— start of Dataset records —
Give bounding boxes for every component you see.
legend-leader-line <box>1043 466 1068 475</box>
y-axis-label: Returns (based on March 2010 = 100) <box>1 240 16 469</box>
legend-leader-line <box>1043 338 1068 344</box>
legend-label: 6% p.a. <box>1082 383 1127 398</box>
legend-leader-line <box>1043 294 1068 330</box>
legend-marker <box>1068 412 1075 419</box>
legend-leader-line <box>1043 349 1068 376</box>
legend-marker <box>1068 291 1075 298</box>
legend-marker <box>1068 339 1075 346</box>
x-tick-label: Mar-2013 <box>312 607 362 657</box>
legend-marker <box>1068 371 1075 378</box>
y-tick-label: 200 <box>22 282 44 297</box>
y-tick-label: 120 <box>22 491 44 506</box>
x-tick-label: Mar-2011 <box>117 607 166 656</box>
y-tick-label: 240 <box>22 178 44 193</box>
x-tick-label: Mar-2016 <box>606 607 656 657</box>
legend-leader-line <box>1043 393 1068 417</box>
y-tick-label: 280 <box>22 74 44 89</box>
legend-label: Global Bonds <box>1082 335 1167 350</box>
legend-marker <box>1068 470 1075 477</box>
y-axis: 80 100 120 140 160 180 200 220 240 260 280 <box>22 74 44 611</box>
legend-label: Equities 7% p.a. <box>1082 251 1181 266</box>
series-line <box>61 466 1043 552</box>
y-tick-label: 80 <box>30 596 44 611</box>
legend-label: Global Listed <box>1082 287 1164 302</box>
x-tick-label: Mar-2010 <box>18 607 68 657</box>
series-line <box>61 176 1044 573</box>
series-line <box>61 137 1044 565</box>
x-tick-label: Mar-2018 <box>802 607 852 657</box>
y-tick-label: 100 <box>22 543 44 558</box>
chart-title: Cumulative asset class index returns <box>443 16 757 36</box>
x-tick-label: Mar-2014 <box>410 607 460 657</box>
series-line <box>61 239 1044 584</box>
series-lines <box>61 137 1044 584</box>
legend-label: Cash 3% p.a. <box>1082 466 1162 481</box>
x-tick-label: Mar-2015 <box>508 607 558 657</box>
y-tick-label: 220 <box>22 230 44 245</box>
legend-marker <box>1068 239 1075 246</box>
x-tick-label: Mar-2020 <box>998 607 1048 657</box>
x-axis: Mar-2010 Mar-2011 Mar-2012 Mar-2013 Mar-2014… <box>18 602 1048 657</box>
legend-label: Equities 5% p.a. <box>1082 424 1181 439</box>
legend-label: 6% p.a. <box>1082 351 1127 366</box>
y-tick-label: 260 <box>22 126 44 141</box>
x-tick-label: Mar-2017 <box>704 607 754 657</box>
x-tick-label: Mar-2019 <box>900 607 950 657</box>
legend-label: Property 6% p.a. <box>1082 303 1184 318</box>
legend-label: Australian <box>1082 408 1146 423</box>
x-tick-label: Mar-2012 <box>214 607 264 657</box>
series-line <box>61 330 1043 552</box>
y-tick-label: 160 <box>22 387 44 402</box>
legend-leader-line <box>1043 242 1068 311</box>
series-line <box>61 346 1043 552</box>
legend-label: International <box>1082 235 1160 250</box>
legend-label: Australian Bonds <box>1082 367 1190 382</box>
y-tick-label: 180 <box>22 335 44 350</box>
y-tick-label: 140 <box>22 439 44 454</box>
— end of Dataset records —
What you have to do: Count the lines above that contain the string "marker", treating uppercase and lowercase letters as distinct. Reply with the number alone.

Result for this exercise: 6